[Image region annotations]

━━━

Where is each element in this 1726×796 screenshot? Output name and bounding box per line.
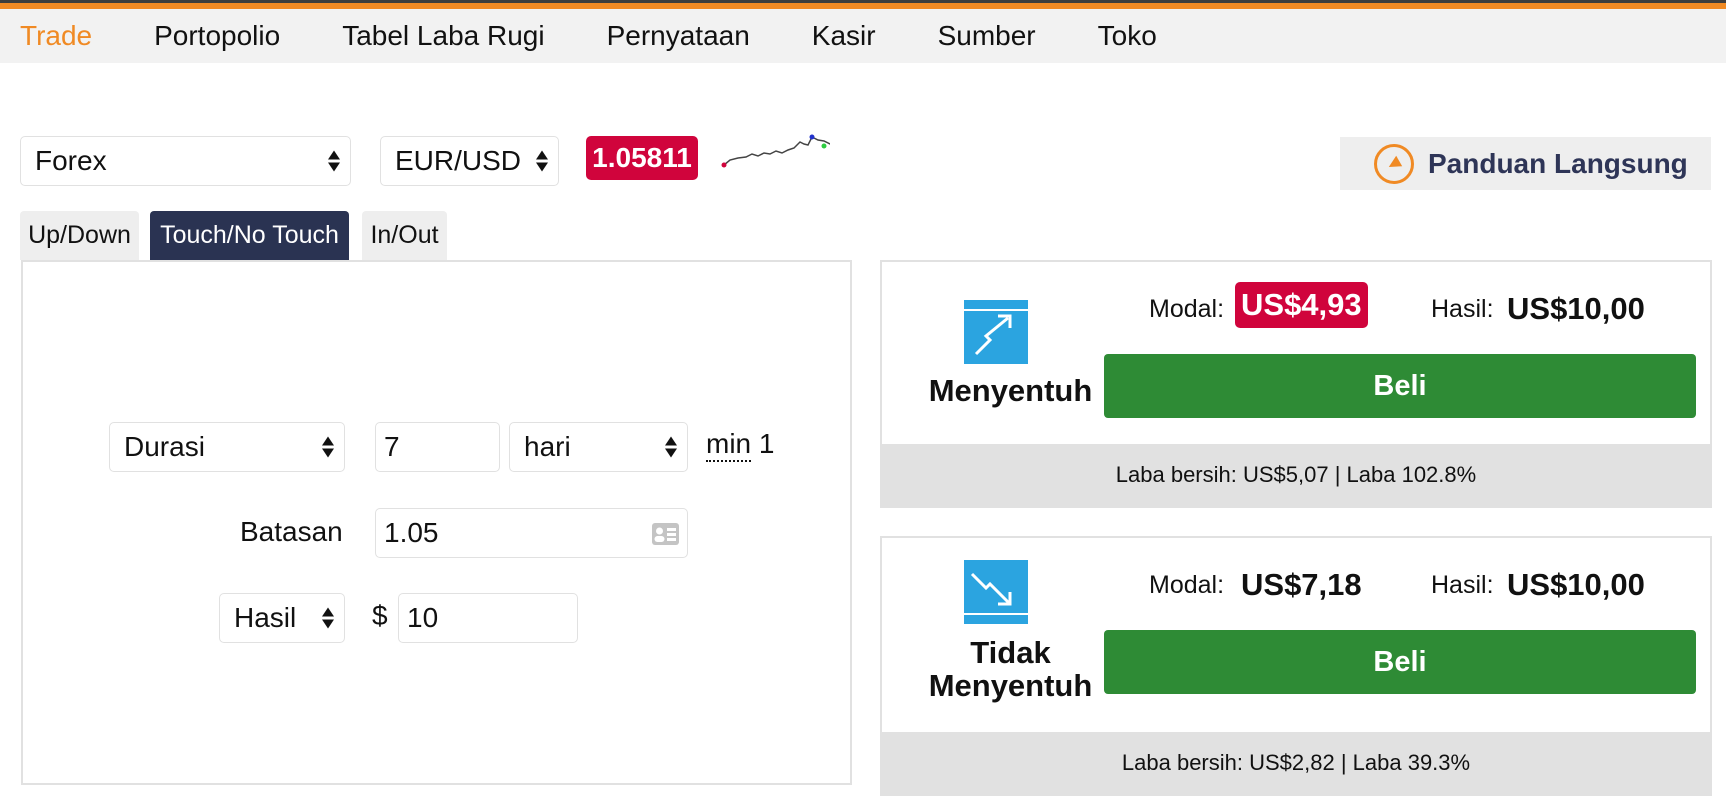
nav-item-shop[interactable]: Toko — [1098, 19, 1157, 53]
duration-amount-input[interactable]: 7 — [375, 422, 500, 472]
select-arrows-icon — [665, 436, 677, 458]
duration-type-value: Durasi — [124, 431, 205, 462]
contact-card-icon[interactable] — [651, 522, 680, 546]
navigation-arrow-icon — [1374, 143, 1414, 184]
currency-symbol: $ — [372, 600, 388, 631]
min-label: min — [706, 428, 752, 462]
contract-card-no-touch: Tidak Menyentuh Modal: US$7,18 Hasil: US… — [880, 536, 1712, 796]
barrier-label: Batasan — [240, 516, 343, 547]
stake-label: Modal: — [1149, 571, 1225, 599]
payout-amount-input[interactable]: 10 — [398, 593, 578, 643]
top-nav-bar: Trade Portopolio Tabel Laba Rugi Pernyat… — [0, 0, 1726, 63]
net-profit-info: Laba bersih: US$2,82 | Laba 39.3% — [882, 732, 1710, 794]
duration-unit-select[interactable]: hari — [509, 422, 688, 472]
select-arrows-icon — [536, 150, 548, 172]
payout-label: Hasil: — [1431, 571, 1494, 599]
stake-label: Modal: — [1149, 295, 1225, 323]
nav-item-portfolio[interactable]: Portopolio — [154, 19, 280, 53]
duration-unit-value: hari — [524, 431, 571, 462]
no-touch-trend-down-icon — [964, 560, 1028, 624]
live-guide-button[interactable]: Panduan Langsung — [1340, 137, 1711, 190]
barrier-input[interactable]: 1.05 — [375, 508, 688, 558]
barrier-value: 1.05 — [384, 517, 439, 548]
tab-touch-no-touch[interactable]: Touch/No Touch — [150, 211, 349, 260]
contract-card-touch: Menyentuh Modal: US$4,93 Hasil: US$10,00… — [880, 260, 1712, 508]
buy-button[interactable]: Beli — [1104, 354, 1696, 418]
main-nav: Trade Portopolio Tabel Laba Rugi Pernyat… — [0, 19, 1157, 53]
min-value: 1 — [758, 428, 775, 459]
contract-title-line2: Menyentuh — [928, 668, 1093, 703]
stake-value: US$4,93 — [1235, 282, 1368, 328]
select-arrows-icon — [328, 150, 340, 172]
net-profit-info: Laba bersih: US$5,07 | Laba 102.8% — [882, 444, 1710, 506]
buy-button[interactable]: Beli — [1104, 630, 1696, 694]
touch-trend-up-icon — [964, 300, 1028, 364]
price-sparkline-icon — [721, 134, 830, 168]
contract-title: Tidak Menyentuh — [928, 636, 1093, 702]
nav-item-cashier[interactable]: Kasir — [812, 19, 876, 53]
nav-item-profit-table[interactable]: Tabel Laba Rugi — [342, 19, 544, 53]
stake-value: US$7,18 — [1241, 567, 1362, 602]
select-arrows-icon — [322, 436, 334, 458]
payout-value: US$10,00 — [1507, 567, 1645, 602]
contract-title: Menyentuh — [928, 373, 1093, 408]
duration-type-select[interactable]: Durasi — [109, 422, 345, 472]
tab-up-down[interactable]: Up/Down — [20, 211, 139, 260]
market-category-value: Forex — [35, 145, 107, 176]
market-symbol-select[interactable]: EUR/USD — [380, 136, 559, 186]
contract-title-line1: Tidak — [970, 635, 1051, 670]
nav-item-resources[interactable]: Sumber — [938, 19, 1036, 53]
nav-item-statement[interactable]: Pernyataan — [607, 19, 750, 53]
payout-type-select[interactable]: Hasil — [219, 593, 345, 643]
market-category-select[interactable]: Forex — [20, 136, 351, 186]
select-arrows-icon — [322, 607, 334, 629]
tab-in-out[interactable]: In/Out — [362, 211, 447, 260]
nav-item-trade[interactable]: Trade — [20, 19, 92, 53]
payout-label: Hasil: — [1431, 295, 1494, 323]
market-symbol-value: EUR/USD — [395, 145, 522, 176]
payout-type-value: Hasil — [234, 602, 297, 633]
spot-price-badge: 1.05811 — [586, 136, 698, 180]
payout-value: US$10,00 — [1507, 291, 1645, 326]
top-accent-line — [0, 0, 1726, 3]
live-guide-label: Panduan Langsung — [1428, 147, 1688, 179]
min-duration-hint: min 1 — [706, 428, 775, 462]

━━━

EXERCISE REQUIREMENTS:
Repeat the listing above line for line, without any change, and omit the pictures from your answer.

FINAL RESULT:
Where is each element in this 1726×796 screenshot? Output name and bounding box per line.
nav-item-shop[interactable]: Toko — [1098, 19, 1157, 53]
duration-amount-input[interactable]: 7 — [375, 422, 500, 472]
select-arrows-icon — [665, 436, 677, 458]
duration-type-value: Durasi — [124, 431, 205, 462]
contact-card-icon[interactable] — [651, 522, 680, 546]
navigation-arrow-icon — [1374, 143, 1414, 184]
currency-symbol: $ — [372, 600, 388, 631]
min-label: min — [706, 428, 752, 462]
contract-card-no-touch: Tidak Menyentuh Modal: US$7,18 Hasil: US… — [880, 536, 1712, 796]
barrier-label: Batasan — [240, 516, 343, 547]
stake-label: Modal: — [1149, 571, 1225, 599]
payout-amount-input[interactable]: 10 — [398, 593, 578, 643]
top-nav-bar: Trade Portopolio Tabel Laba Rugi Pernyat… — [0, 0, 1726, 63]
net-profit-info: Laba bersih: US$2,82 | Laba 39.3% — [882, 732, 1710, 794]
duration-unit-select[interactable]: hari — [509, 422, 688, 472]
select-arrows-icon — [536, 150, 548, 172]
payout-label: Hasil: — [1431, 571, 1494, 599]
stake-label: Modal: — [1149, 295, 1225, 323]
nav-item-portfolio[interactable]: Portopolio — [154, 19, 280, 53]
duration-unit-value: hari — [524, 431, 571, 462]
no-touch-trend-down-icon — [964, 560, 1028, 624]
live-guide-button[interactable]: Panduan Langsung — [1340, 137, 1711, 190]
barrier-input[interactable]: 1.05 — [375, 508, 688, 558]
barrier-value: 1.05 — [384, 517, 439, 548]
tab-touch-no-touch[interactable]: Touch/No Touch — [150, 211, 349, 260]
contract-card-touch: Menyentuh Modal: US$4,93 Hasil: US$10,00… — [880, 260, 1712, 508]
buy-button[interactable]: Beli — [1104, 354, 1696, 418]
main-nav: Trade Portopolio Tabel Laba Rugi Pernyat… — [0, 19, 1157, 53]
min-value: 1 — [758, 428, 775, 459]
contract-title-line2: Menyentuh — [928, 668, 1093, 703]
stake-value: US$4,93 — [1235, 282, 1368, 328]
select-arrows-icon — [328, 150, 340, 172]
net-profit-info: Laba bersih: US$5,07 | Laba 102.8% — [882, 444, 1710, 506]
buy-button[interactable]: Beli — [1104, 630, 1696, 694]
touch-trend-up-icon — [964, 300, 1028, 364]
price-sparkline-icon — [721, 134, 830, 168]
contract-title: Tidak Menyentuh — [928, 636, 1093, 702]
nav-item-cashier[interactable]: Kasir — [812, 19, 876, 53]
nav-item-profit-table[interactable]: Tabel Laba Rugi — [342, 19, 544, 53]
stake-value: US$7,18 — [1241, 567, 1362, 602]
select-arrows-icon — [322, 436, 334, 458]
payout-value: US$10,00 — [1507, 567, 1645, 602]
contract-title: Menyentuh — [928, 373, 1093, 408]
duration-type-select[interactable]: Durasi — [109, 422, 345, 472]
tab-up-down[interactable]: Up/Down — [20, 211, 139, 260]
market-category-value: Forex — [35, 145, 107, 176]
market-symbol-select[interactable]: EUR/USD — [380, 136, 559, 186]
contract-title-line1: Tidak — [970, 635, 1051, 670]
nav-item-resources[interactable]: Sumber — [938, 19, 1036, 53]
nav-item-statement[interactable]: Pernyataan — [607, 19, 750, 53]
payout-type-select[interactable]: Hasil — [219, 593, 345, 643]
market-category-select[interactable]: Forex — [20, 136, 351, 186]
select-arrows-icon — [322, 607, 334, 629]
tab-in-out[interactable]: In/Out — [362, 211, 447, 260]
nav-item-trade[interactable]: Trade — [20, 19, 92, 53]
payout-label: Hasil: — [1431, 295, 1494, 323]
market-symbol-value: EUR/USD — [395, 145, 522, 176]
payout-type-value: Hasil — [234, 602, 297, 633]
spot-price-badge: 1.05811 — [586, 136, 698, 180]
payout-value: US$10,00 — [1507, 291, 1645, 326]
top-accent-line — [0, 0, 1726, 3]
live-guide-label: Panduan Langsung — [1428, 147, 1688, 179]
min-duration-hint: min 1 — [706, 428, 775, 462]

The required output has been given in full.